» OBJECTIVE: Here are some records; quote them exactly, leaving out the pictures.
:: DATA ENTRIES ::
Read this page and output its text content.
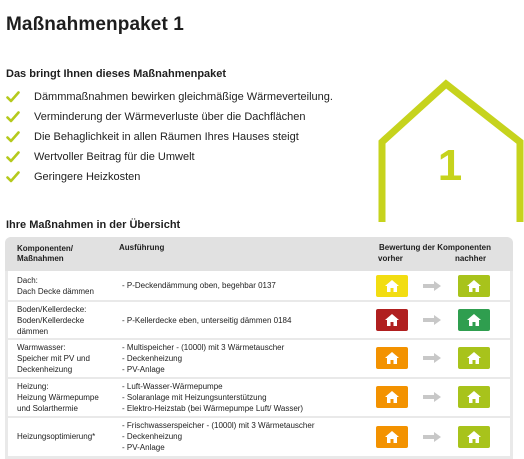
Maßnahmenpaket 1
1
Das bringt Ihnen dieses Maßnahmenpaket
Dämmmaßnahmen bewirken gleichmäßige Wärmeverteilung.
Verminderung der Wärmeverluste über die Dachflächen
Die Behaglichkeit in allen Räumen Ihres Hauses steigt
Wertvoller Beitrag für die Umwelt
Geringere Heizkosten
Ihre Maßnahmen in der Übersicht
Komponenten/ Maßnahmen
Ausführung	Bewertung der Komponenten
vorher	nachher
Dach:
Dach Decke dämmen
- P-Deckendämmung oben, begehbar 0137
Boden/Kellerdecke:
Boden/Kellerdecke
dämmen
- P-Kellerdecke eben, unterseitig dämmen 0184
Warmwasser:
Speicher mit PV und
Deckenheizung
- Multispeicher - (1000l) mit 3 Wärmetauscher
- Deckenheizung
- PV-Anlage
Heizung:
Heizung Wärmepumpe
und Solarthermie
- Luft-Wasser-Wärmepumpe
- Solaranlage mit Heizungsunterstützung
- Elektro-Heizstab (bei Wärmepumpe Luft/ Wasser)
Heizungsoptimierung*
- Frischwasserspeicher - (1000l) mit 3 Wärmetauscher
- Deckenheizung
- PV-Anlage
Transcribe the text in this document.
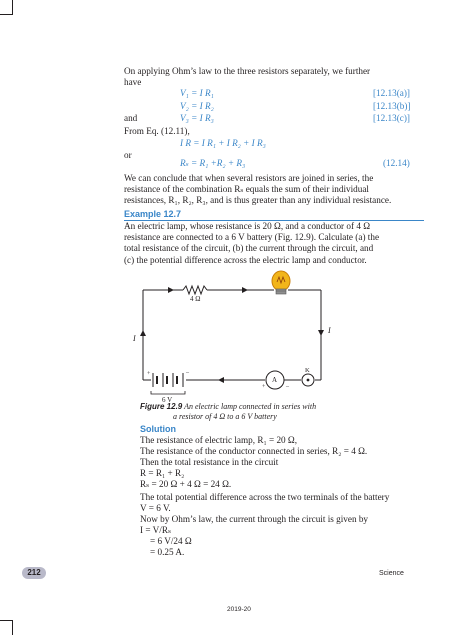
On applying Ohm’s law to the three resistors separately, we further
have
V₁ = I R₁	[12.13(a)]
V₂ = I R₂	[12.13(b)]
and	V₃ = I R₃	[12.13(c)]
From Eq. (12.11),
I R = I R₁ + I R₂ + I R₃
or
Rₛ = R₁ +R₂ + R₃	(12.14)
We can conclude that when several resistors are joined in series, the
resistance of the combination Rₛ equals the sum of their individual
resistances, R₁, R₂, R₃, and is thus greater than any individual resistance.
Example 12.7
An electric lamp, whose resistance is 20 Ω, and a conductor of 4 Ω
resistance are connected to a 6 V battery (Fig. 12.9). Calculate (a) the
total resistance of the circuit, (b) the current through the circuit, and
(c) the potential difference across the electric lamp and conductor.
4 Ω
I
I
6 V
A
K
+	–
+	–
Figure 12.9 An electric lamp connected in series with
a resistor of 4 Ω to a 6 V battery
Solution
The resistance of electric lamp, R₁ = 20 Ω,
The resistance of the conductor connected in series, R₂ = 4 Ω.
Then the total resistance in the circuit
R = R₁ + R₂
Rₛ = 20 Ω + 4 Ω = 24 Ω.
The total potential difference across the two terminals of the battery
V = 6 V.
Now by Ohm’s law, the current through the circuit is given by
I = V/Rₛ
= 6 V/24 Ω
= 0.25 A.
212	Science
2019-20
:::
» RESULT OF THE EXERCISE:
Read this page and output its text content.
Maßnahmenpaket 1
1
Das bringt Ihnen dieses Maßnahmenpaket
Dämmmaßnahmen bewirken gleichmäßige Wärmeverteilung.
Verminderung der Wärmeverluste über die Dachflächen
Die Behaglichkeit in allen Räumen Ihres Hauses steigt
Wertvoller Beitrag für die Umwelt
Geringere Heizkosten
Ihre Maßnahmen in der Übersicht
Komponenten/ Maßnahmen
Ausführung	Bewertung der Komponenten
vorher	nachher
Dach:
Dach Decke dämmen
- P-Deckendämmung oben, begehbar 0137
Boden/Kellerdecke:
Boden/Kellerdecke
dämmen
- P-Kellerdecke eben, unterseitig dämmen 0184
Warmwasser:
Speicher mit PV und
Deckenheizung
- Multispeicher - (1000l) mit 3 Wärmetauscher
- Deckenheizung
- PV-Anlage
Heizung:
Heizung Wärmepumpe
und Solarthermie
- Luft-Wasser-Wärmepumpe
- Solaranlage mit Heizungsunterstützung
- Elektro-Heizstab (bei Wärmepumpe Luft/ Wasser)
Heizungsoptimierung*
- Frischwasserspeicher - (1000l) mit 3 Wärmetauscher
- Deckenheizung
- PV-Anlage
Transcribe the text in this document.
On applying Ohm’s law to the three resistors separately, we further
have
V₁ = I R₁	[12.13(a)]
V₂ = I R₂	[12.13(b)]
and	V₃ = I R₃	[12.13(c)]
From Eq. (12.11),
I R = I R₁ + I R₂ + I R₃
or
Rₛ = R₁ +R₂ + R₃	(12.14)
We can conclude that when several resistors are joined in series, the
resistance of the combination Rₛ equals the sum of their individual
resistances, R₁, R₂, R₃, and is thus greater than any individual resistance.
Example 12.7
An electric lamp, whose resistance is 20 Ω, and a conductor of 4 Ω
resistance are connected to a 6 V battery (Fig. 12.9). Calculate (a) the
total resistance of the circuit, (b) the current through the circuit, and
(c) the potential difference across the electric lamp and conductor.
4 Ω
I
I
6 V
A
K
+	–
+	–
Figure 12.9 An electric lamp connected in series with
a resistor of 4 Ω to a 6 V battery
Solution
The resistance of electric lamp, R₁ = 20 Ω,
The resistance of the conductor connected in series, R₂ = 4 Ω.
Then the total resistance in the circuit
R = R₁ + R₂
Rₛ = 20 Ω + 4 Ω = 24 Ω.
The total potential difference across the two terminals of the battery
V = 6 V.
Now by Ohm’s law, the current through the circuit is given by
I = V/Rₛ
= 6 V/24 Ω
= 0.25 A.
212	Science
2019-20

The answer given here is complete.